-- ITEMS --
┄┄┄┄┄┄┄┄┄┄┄┄┄┄┄┄┄┄┄┄
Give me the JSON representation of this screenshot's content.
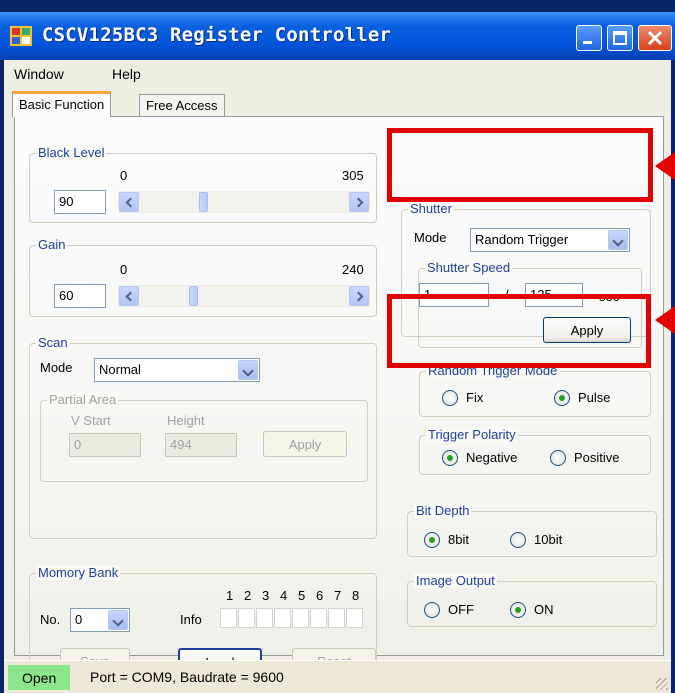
{
  "window": {
    "title": "CSCV125BC3 Register Controller"
  },
  "menu": {
    "items": [
      "Window",
      "Help"
    ]
  },
  "tabs": [
    {
      "label": "Basic Function"
    },
    {
      "label": "Free Access"
    }
  ],
  "black_level": {
    "label": "Black Level",
    "min": "0",
    "max": "305",
    "value": "90",
    "fraction": 0.3
  },
  "gain": {
    "label": "Gain",
    "min": "0",
    "max": "240",
    "value": "60",
    "fraction": 0.25
  },
  "scan": {
    "label": "Scan",
    "mode_label": "Mode",
    "mode_value": "Normal",
    "partial_area": {
      "label": "Partial Area",
      "v_start_label": "V Start",
      "height_label": "Height",
      "v_start_value": "0",
      "height_value": "494",
      "apply_label": "Apply"
    }
  },
  "memory_bank": {
    "label": "Momory Bank",
    "no_label": "No.",
    "no_value": "0",
    "info_label": "Info",
    "slot_numbers": [
      "1",
      "2",
      "3",
      "4",
      "5",
      "6",
      "7",
      "8"
    ],
    "save_label": "Save",
    "load_label": "Load",
    "reset_label": "Reset"
  },
  "shutter": {
    "label": "Shutter",
    "mode_label": "Mode",
    "mode_value": "Random Trigger"
  },
  "shutter_speed": {
    "label": "Shutter Speed",
    "numerator": "1",
    "separator": "/",
    "denominator": "125",
    "unit": "sec",
    "apply_label": "Apply"
  },
  "random_trigger_mode": {
    "label": "Random Trigger Mode",
    "options": [
      "Fix",
      "Pulse"
    ],
    "selected": "Pulse"
  },
  "trigger_polarity": {
    "label": "Trigger Polarity",
    "options": [
      "Negative",
      "Positive"
    ],
    "selected": "Negative"
  },
  "bit_depth": {
    "label": "Bit Depth",
    "options": [
      "8bit",
      "10bit"
    ],
    "selected": "8bit"
  },
  "image_output": {
    "label": "Image Output",
    "options": [
      "OFF",
      "ON"
    ],
    "selected": "ON"
  },
  "status": {
    "connection": "Open",
    "port_info": "Port = COM9,  Baudrate = 9600"
  },
  "colors": {
    "highlight": "#e30000",
    "status_open": "#8ce78c",
    "titlebar": "#0353d8",
    "group_label": "#1f3fa0"
  }
}
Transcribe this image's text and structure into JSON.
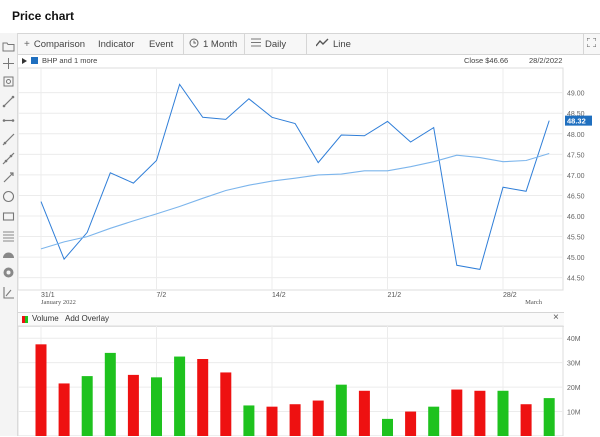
{
  "app": {
    "title": "Price chart"
  },
  "toolbar": {
    "comparison_label": "Comparison",
    "indicator_label": "Indicator",
    "event_label": "Event",
    "range_label": "1 Month",
    "interval_label": "Daily",
    "charttype_label": "Line"
  },
  "legend": {
    "series_label": "BHP and 1 more",
    "close_label": "Close $46.66",
    "date_label": "28/2/2022",
    "price_badge": "48.32",
    "series_color": "#2f7ed8",
    "badge_color": "#1f6fbf"
  },
  "volume_panel": {
    "label": "Volume",
    "add_overlay_label": "Add Overlay",
    "close_label": "×",
    "up_color": "#1ec21e",
    "down_color": "#ee1111"
  },
  "tools": [
    "folder-icon",
    "crosshair-icon",
    "zoom-fit-icon",
    "line-icon",
    "horizontal-line-icon",
    "ray-icon",
    "trend-line-icon",
    "arrow-line-icon",
    "circle-icon",
    "rectangle-icon",
    "fibonacci-icon",
    "arc-icon",
    "target-icon",
    "measure-icon"
  ],
  "chart_data": [
    {
      "type": "line",
      "x": [
        "2022-01-31",
        "2022-02-01",
        "2022-02-02",
        "2022-02-03",
        "2022-02-04",
        "2022-02-07",
        "2022-02-08",
        "2022-02-09",
        "2022-02-10",
        "2022-02-11",
        "2022-02-14",
        "2022-02-15",
        "2022-02-16",
        "2022-02-17",
        "2022-02-18",
        "2022-02-21",
        "2022-02-22",
        "2022-02-23",
        "2022-02-24",
        "2022-02-25",
        "2022-02-28",
        "2022-03-01",
        "2022-03-02"
      ],
      "series": [
        {
          "values": [
            46.35,
            44.95,
            45.6,
            47.05,
            46.8,
            47.35,
            49.2,
            48.4,
            48.35,
            48.85,
            48.4,
            48.25,
            47.3,
            47.97,
            47.95,
            48.3,
            47.8,
            48.15,
            44.8,
            44.7,
            46.7,
            46.6,
            48.32
          ]
        },
        {
          "values": [
            45.2,
            45.37,
            45.5,
            45.7,
            45.88,
            46.05,
            46.23,
            46.43,
            46.62,
            46.75,
            46.85,
            46.92,
            47.0,
            47.02,
            47.1,
            47.1,
            47.2,
            47.32,
            47.48,
            47.42,
            47.32,
            47.35,
            47.52
          ]
        }
      ],
      "x_tick_labels": [
        "31/1",
        "7/2",
        "14/2",
        "21/2",
        "28/2"
      ],
      "x_sublabels": [
        "January 2022",
        "March"
      ],
      "y_tick_labels": [
        "44.50",
        "45.00",
        "45.50",
        "46.00",
        "46.50",
        "47.00",
        "47.50",
        "48.00",
        "48.50",
        "49.00"
      ],
      "ylim": [
        44.2,
        49.6
      ],
      "grid": true
    },
    {
      "type": "bar",
      "x": [
        "2022-01-31",
        "2022-02-01",
        "2022-02-02",
        "2022-02-03",
        "2022-02-04",
        "2022-02-07",
        "2022-02-08",
        "2022-02-09",
        "2022-02-10",
        "2022-02-11",
        "2022-02-14",
        "2022-02-15",
        "2022-02-16",
        "2022-02-17",
        "2022-02-18",
        "2022-02-21",
        "2022-02-22",
        "2022-02-23",
        "2022-02-24",
        "2022-02-25",
        "2022-02-28",
        "2022-03-01",
        "2022-03-02"
      ],
      "values": [
        37.5,
        21.5,
        24.5,
        34,
        25,
        24,
        32.5,
        31.5,
        26,
        12.5,
        12,
        13,
        14.5,
        21,
        18.5,
        7,
        10,
        12,
        19,
        18.5,
        18.5,
        13,
        15.5
      ],
      "directions": [
        "down",
        "down",
        "up",
        "up",
        "down",
        "up",
        "up",
        "down",
        "down",
        "up",
        "down",
        "down",
        "down",
        "up",
        "down",
        "up",
        "down",
        "up",
        "down",
        "down",
        "up",
        "down",
        "up"
      ],
      "unit": "M",
      "y_tick_labels": [
        "10M",
        "20M",
        "30M",
        "40M"
      ],
      "ylim": [
        0,
        45
      ],
      "grid": true
    }
  ]
}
┄┄┄┄┄┄┄┄┄┄┄┄┄┄┄┄┄┄┄┄
-- GIVEN REQUEST --
Transcribe all the data word for word; the images stay out.

-- ANSWER BELOW --
Give me the JSON representation of this screenshot's content.
{
  "window": {
    "title": "CSCV125BC3 Register Controller"
  },
  "menu": {
    "items": [
      "Window",
      "Help"
    ]
  },
  "tabs": [
    {
      "label": "Basic Function"
    },
    {
      "label": "Free Access"
    }
  ],
  "black_level": {
    "label": "Black Level",
    "min": "0",
    "max": "305",
    "value": "90",
    "fraction": 0.3
  },
  "gain": {
    "label": "Gain",
    "min": "0",
    "max": "240",
    "value": "60",
    "fraction": 0.25
  },
  "scan": {
    "label": "Scan",
    "mode_label": "Mode",
    "mode_value": "Normal",
    "partial_area": {
      "label": "Partial Area",
      "v_start_label": "V Start",
      "height_label": "Height",
      "v_start_value": "0",
      "height_value": "494",
      "apply_label": "Apply"
    }
  },
  "memory_bank": {
    "label": "Momory Bank",
    "no_label": "No.",
    "no_value": "0",
    "info_label": "Info",
    "slot_numbers": [
      "1",
      "2",
      "3",
      "4",
      "5",
      "6",
      "7",
      "8"
    ],
    "save_label": "Save",
    "load_label": "Load",
    "reset_label": "Reset"
  },
  "shutter": {
    "label": "Shutter",
    "mode_label": "Mode",
    "mode_value": "Random Trigger"
  },
  "shutter_speed": {
    "label": "Shutter Speed",
    "numerator": "1",
    "separator": "/",
    "denominator": "125",
    "unit": "sec",
    "apply_label": "Apply"
  },
  "random_trigger_mode": {
    "label": "Random Trigger Mode",
    "options": [
      "Fix",
      "Pulse"
    ],
    "selected": "Pulse"
  },
  "trigger_polarity": {
    "label": "Trigger Polarity",
    "options": [
      "Negative",
      "Positive"
    ],
    "selected": "Negative"
  },
  "bit_depth": {
    "label": "Bit Depth",
    "options": [
      "8bit",
      "10bit"
    ],
    "selected": "8bit"
  },
  "image_output": {
    "label": "Image Output",
    "options": [
      "OFF",
      "ON"
    ],
    "selected": "ON"
  },
  "status": {
    "connection": "Open",
    "port_info": "Port = COM9,  Baudrate = 9600"
  },
  "colors": {
    "highlight": "#e30000",
    "status_open": "#8ce78c",
    "titlebar": "#0353d8",
    "group_label": "#1f3fa0"
  }
}
Transcribe this image's text and structure into JSON.
{
  "app": {
    "title": "Price chart"
  },
  "toolbar": {
    "comparison_label": "Comparison",
    "indicator_label": "Indicator",
    "event_label": "Event",
    "range_label": "1 Month",
    "interval_label": "Daily",
    "charttype_label": "Line"
  },
  "legend": {
    "series_label": "BHP and 1 more",
    "close_label": "Close $46.66",
    "date_label": "28/2/2022",
    "price_badge": "48.32",
    "series_color": "#2f7ed8",
    "badge_color": "#1f6fbf"
  },
  "volume_panel": {
    "label": "Volume",
    "add_overlay_label": "Add Overlay",
    "close_label": "×",
    "up_color": "#1ec21e",
    "down_color": "#ee1111"
  },
  "tools": [
    "folder-icon",
    "crosshair-icon",
    "zoom-fit-icon",
    "line-icon",
    "horizontal-line-icon",
    "ray-icon",
    "trend-line-icon",
    "arrow-line-icon",
    "circle-icon",
    "rectangle-icon",
    "fibonacci-icon",
    "arc-icon",
    "target-icon",
    "measure-icon"
  ],
  "chart_data": [
    {
      "type": "line",
      "x": [
        "2022-01-31",
        "2022-02-01",
        "2022-02-02",
        "2022-02-03",
        "2022-02-04",
        "2022-02-07",
        "2022-02-08",
        "2022-02-09",
        "2022-02-10",
        "2022-02-11",
        "2022-02-14",
        "2022-02-15",
        "2022-02-16",
        "2022-02-17",
        "2022-02-18",
        "2022-02-21",
        "2022-02-22",
        "2022-02-23",
        "2022-02-24",
        "2022-02-25",
        "2022-02-28",
        "2022-03-01",
        "2022-03-02"
      ],
      "series": [
        {
          "values": [
            46.35,
            44.95,
            45.6,
            47.05,
            46.8,
            47.35,
            49.2,
            48.4,
            48.35,
            48.85,
            48.4,
            48.25,
            47.3,
            47.97,
            47.95,
            48.3,
            47.8,
            48.15,
            44.8,
            44.7,
            46.7,
            46.6,
            48.32
          ]
        },
        {
          "values": [
            45.2,
            45.37,
            45.5,
            45.7,
            45.88,
            46.05,
            46.23,
            46.43,
            46.62,
            46.75,
            46.85,
            46.92,
            47.0,
            47.02,
            47.1,
            47.1,
            47.2,
            47.32,
            47.48,
            47.42,
            47.32,
            47.35,
            47.52
          ]
        }
      ],
      "x_tick_labels": [
        "31/1",
        "7/2",
        "14/2",
        "21/2",
        "28/2"
      ],
      "x_sublabels": [
        "January 2022",
        "March"
      ],
      "y_tick_labels": [
        "44.50",
        "45.00",
        "45.50",
        "46.00",
        "46.50",
        "47.00",
        "47.50",
        "48.00",
        "48.50",
        "49.00"
      ],
      "ylim": [
        44.2,
        49.6
      ],
      "grid": true
    },
    {
      "type": "bar",
      "x": [
        "2022-01-31",
        "2022-02-01",
        "2022-02-02",
        "2022-02-03",
        "2022-02-04",
        "2022-02-07",
        "2022-02-08",
        "2022-02-09",
        "2022-02-10",
        "2022-02-11",
        "2022-02-14",
        "2022-02-15",
        "2022-02-16",
        "2022-02-17",
        "2022-02-18",
        "2022-02-21",
        "2022-02-22",
        "2022-02-23",
        "2022-02-24",
        "2022-02-25",
        "2022-02-28",
        "2022-03-01",
        "2022-03-02"
      ],
      "values": [
        37.5,
        21.5,
        24.5,
        34,
        25,
        24,
        32.5,
        31.5,
        26,
        12.5,
        12,
        13,
        14.5,
        21,
        18.5,
        7,
        10,
        12,
        19,
        18.5,
        18.5,
        13,
        15.5
      ],
      "directions": [
        "down",
        "down",
        "up",
        "up",
        "down",
        "up",
        "up",
        "down",
        "down",
        "up",
        "down",
        "down",
        "down",
        "up",
        "down",
        "up",
        "down",
        "up",
        "down",
        "down",
        "up",
        "down",
        "up"
      ],
      "unit": "M",
      "y_tick_labels": [
        "10M",
        "20M",
        "30M",
        "40M"
      ],
      "ylim": [
        0,
        45
      ],
      "grid": true
    }
  ]
}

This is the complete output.